Stored entries:
----------------------------------------
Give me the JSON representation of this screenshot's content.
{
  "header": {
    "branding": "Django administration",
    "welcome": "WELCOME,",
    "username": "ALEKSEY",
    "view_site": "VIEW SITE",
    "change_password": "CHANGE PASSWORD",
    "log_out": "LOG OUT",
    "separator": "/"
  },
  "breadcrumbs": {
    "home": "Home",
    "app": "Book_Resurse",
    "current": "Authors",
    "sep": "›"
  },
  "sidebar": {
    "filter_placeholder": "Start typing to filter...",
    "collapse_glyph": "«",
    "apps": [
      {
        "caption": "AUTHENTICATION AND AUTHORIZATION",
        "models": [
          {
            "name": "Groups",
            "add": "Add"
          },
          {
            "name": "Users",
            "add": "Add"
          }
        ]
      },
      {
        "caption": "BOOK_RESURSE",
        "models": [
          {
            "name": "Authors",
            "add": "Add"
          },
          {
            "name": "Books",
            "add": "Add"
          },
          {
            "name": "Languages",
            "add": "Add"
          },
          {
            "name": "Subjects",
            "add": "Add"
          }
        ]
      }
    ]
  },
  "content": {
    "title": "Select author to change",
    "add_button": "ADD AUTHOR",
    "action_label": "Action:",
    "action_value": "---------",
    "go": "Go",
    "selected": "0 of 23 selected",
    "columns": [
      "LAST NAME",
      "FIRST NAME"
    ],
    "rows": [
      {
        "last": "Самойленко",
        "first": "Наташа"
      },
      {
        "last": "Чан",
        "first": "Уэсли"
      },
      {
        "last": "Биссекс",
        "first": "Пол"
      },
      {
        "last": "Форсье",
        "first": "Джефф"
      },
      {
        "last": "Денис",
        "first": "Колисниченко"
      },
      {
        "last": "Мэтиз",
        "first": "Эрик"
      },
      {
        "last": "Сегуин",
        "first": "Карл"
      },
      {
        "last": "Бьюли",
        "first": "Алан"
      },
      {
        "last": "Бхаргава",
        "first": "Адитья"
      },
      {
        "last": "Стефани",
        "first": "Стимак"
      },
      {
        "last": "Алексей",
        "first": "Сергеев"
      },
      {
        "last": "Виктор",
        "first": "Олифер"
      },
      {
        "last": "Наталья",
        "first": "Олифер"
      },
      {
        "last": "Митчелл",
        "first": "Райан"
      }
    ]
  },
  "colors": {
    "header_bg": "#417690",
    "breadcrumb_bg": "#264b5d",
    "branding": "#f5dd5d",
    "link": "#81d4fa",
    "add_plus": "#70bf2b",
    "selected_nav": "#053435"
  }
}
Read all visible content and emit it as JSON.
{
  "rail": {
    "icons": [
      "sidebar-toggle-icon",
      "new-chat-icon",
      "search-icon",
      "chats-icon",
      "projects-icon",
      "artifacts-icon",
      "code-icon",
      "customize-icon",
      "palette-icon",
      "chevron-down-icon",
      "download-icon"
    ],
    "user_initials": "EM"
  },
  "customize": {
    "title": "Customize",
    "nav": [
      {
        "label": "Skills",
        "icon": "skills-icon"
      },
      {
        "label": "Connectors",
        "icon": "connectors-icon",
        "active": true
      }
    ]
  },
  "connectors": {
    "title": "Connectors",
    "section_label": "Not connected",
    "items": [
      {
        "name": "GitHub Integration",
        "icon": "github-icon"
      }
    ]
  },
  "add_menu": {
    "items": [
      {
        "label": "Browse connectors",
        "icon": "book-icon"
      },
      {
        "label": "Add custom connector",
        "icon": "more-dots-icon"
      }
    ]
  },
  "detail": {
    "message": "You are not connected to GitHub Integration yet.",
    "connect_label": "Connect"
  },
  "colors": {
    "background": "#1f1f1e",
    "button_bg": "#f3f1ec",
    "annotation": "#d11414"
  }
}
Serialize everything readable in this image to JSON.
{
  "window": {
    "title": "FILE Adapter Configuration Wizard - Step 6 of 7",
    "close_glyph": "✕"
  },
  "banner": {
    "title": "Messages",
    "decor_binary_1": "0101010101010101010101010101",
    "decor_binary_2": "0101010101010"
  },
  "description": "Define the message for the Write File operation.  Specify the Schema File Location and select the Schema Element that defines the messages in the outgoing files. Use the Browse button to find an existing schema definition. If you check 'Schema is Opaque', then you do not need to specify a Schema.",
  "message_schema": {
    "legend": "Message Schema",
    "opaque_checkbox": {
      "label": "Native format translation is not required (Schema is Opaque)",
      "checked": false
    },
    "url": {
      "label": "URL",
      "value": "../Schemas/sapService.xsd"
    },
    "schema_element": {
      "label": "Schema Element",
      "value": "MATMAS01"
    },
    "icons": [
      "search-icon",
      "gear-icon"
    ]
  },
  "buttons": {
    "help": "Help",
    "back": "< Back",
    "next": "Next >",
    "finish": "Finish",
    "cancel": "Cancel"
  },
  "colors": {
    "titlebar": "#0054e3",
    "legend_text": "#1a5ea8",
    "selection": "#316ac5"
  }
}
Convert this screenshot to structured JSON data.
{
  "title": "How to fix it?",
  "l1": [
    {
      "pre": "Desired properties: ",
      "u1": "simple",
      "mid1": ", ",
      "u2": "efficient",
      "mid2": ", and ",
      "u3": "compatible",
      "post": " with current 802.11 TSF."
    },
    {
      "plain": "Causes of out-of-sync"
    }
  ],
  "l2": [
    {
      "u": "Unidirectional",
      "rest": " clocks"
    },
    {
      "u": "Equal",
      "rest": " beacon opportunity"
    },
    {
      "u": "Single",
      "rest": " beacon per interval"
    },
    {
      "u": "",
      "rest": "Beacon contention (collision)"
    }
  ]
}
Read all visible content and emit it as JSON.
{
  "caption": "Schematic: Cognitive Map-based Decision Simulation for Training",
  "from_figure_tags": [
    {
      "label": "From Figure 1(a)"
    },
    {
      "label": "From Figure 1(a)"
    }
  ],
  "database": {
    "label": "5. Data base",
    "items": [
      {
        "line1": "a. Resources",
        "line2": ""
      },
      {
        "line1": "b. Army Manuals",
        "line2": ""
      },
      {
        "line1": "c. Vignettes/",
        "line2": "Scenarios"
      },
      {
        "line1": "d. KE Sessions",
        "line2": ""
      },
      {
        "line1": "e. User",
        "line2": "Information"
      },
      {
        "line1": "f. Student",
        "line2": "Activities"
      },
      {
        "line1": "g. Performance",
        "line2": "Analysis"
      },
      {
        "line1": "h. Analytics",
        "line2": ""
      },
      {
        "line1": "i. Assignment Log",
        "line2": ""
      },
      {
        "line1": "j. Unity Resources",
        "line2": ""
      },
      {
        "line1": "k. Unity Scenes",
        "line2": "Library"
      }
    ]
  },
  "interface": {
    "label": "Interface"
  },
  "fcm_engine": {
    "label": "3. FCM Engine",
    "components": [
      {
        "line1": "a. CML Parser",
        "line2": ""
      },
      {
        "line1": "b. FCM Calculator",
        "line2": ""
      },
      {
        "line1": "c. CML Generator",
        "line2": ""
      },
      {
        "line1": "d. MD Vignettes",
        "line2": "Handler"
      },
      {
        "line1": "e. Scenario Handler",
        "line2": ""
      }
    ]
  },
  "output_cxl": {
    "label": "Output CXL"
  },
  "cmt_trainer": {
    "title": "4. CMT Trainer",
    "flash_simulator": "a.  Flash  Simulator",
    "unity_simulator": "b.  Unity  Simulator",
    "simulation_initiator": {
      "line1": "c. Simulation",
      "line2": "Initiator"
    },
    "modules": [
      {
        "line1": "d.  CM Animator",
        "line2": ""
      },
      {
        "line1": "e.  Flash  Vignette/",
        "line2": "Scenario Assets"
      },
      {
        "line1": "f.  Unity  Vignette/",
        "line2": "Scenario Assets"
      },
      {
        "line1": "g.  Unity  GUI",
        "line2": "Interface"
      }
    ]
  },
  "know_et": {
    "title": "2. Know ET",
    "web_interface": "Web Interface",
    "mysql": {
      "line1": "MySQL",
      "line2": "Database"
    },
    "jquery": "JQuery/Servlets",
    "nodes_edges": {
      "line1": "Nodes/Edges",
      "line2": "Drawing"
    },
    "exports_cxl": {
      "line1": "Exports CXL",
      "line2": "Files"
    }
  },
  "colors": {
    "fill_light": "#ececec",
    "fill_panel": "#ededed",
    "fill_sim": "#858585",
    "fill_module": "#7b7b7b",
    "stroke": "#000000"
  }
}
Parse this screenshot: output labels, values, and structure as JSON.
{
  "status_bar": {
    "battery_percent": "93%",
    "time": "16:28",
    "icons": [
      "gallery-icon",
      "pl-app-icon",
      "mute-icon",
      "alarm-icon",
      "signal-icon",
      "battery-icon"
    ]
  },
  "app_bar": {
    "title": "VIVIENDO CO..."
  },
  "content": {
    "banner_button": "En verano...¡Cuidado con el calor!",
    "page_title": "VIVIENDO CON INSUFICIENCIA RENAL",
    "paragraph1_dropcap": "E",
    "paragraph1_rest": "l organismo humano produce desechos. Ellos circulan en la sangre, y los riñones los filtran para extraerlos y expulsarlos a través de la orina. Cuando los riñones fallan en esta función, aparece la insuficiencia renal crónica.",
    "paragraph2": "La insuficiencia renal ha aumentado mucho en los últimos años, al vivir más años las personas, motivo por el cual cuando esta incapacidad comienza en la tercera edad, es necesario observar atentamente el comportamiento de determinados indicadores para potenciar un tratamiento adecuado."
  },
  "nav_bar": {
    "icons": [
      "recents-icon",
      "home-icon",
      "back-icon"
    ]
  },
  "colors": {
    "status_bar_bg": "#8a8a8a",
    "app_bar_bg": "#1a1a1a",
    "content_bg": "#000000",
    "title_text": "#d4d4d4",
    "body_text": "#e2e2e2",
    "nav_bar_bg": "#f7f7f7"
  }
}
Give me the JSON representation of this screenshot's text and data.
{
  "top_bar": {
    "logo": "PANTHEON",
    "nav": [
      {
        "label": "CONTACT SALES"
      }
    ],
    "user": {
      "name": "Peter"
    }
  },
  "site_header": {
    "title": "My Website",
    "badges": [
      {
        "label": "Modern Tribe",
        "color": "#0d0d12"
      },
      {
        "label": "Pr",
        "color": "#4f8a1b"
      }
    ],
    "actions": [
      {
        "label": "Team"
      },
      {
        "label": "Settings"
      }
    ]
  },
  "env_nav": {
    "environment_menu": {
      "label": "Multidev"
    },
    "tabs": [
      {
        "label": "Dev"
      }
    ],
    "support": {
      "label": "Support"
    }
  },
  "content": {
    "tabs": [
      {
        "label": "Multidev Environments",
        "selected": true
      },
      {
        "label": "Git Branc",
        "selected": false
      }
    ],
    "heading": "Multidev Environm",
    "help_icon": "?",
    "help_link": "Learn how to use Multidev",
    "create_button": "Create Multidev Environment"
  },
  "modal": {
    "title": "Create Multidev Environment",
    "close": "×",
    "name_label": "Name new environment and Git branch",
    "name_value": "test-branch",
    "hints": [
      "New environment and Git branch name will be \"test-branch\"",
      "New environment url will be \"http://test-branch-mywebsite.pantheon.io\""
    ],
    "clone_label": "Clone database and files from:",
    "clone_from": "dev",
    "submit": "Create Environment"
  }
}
----------------------------------------
Exercise brief:
Repeat only the stretch of lines that opens with the line containing "Give me the JSON representation of this screenshot's text" and closes with the final line of the entries, both included, exactly as written.

Problem solution:
Give me the JSON representation of this screenshot's text and data.
{
  "top_bar": {
    "logo": "PANTHEON",
    "nav": [
      {
        "label": "CONTACT SALES"
      }
    ],
    "user": {
      "name": "Peter"
    }
  },
  "site_header": {
    "title": "My Website",
    "badges": [
      {
        "label": "Modern Tribe",
        "color": "#0d0d12"
      },
      {
        "label": "Pr",
        "color": "#4f8a1b"
      }
    ],
    "actions": [
      {
        "label": "Team"
      },
      {
        "label": "Settings"
      }
    ]
  },
  "env_nav": {
    "environment_menu": {
      "label": "Multidev"
    },
    "tabs": [
      {
        "label": "Dev"
      }
    ],
    "support": {
      "label": "Support"
    }
  },
  "content": {
    "tabs": [
      {
        "label": "Multidev Environments",
        "selected": true
      },
      {
        "label": "Git Branc",
        "selected": false
      }
    ],
    "heading": "Multidev Environm",
    "help_icon": "?",
    "help_link": "Learn how to use Multidev",
    "create_button": "Create Multidev Environment"
  },
  "modal": {
    "title": "Create Multidev Environment",
    "close": "×",
    "name_label": "Name new environment and Git branch",
    "name_value": "test-branch",
    "hints": [
      "New environment and Git branch name will be \"test-branch\"",
      "New environment url will be \"http://test-branch-mywebsite.pantheon.io\""
    ],
    "clone_label": "Clone database and files from:",
    "clone_from": "dev",
    "submit": "Create Environment"
  }
}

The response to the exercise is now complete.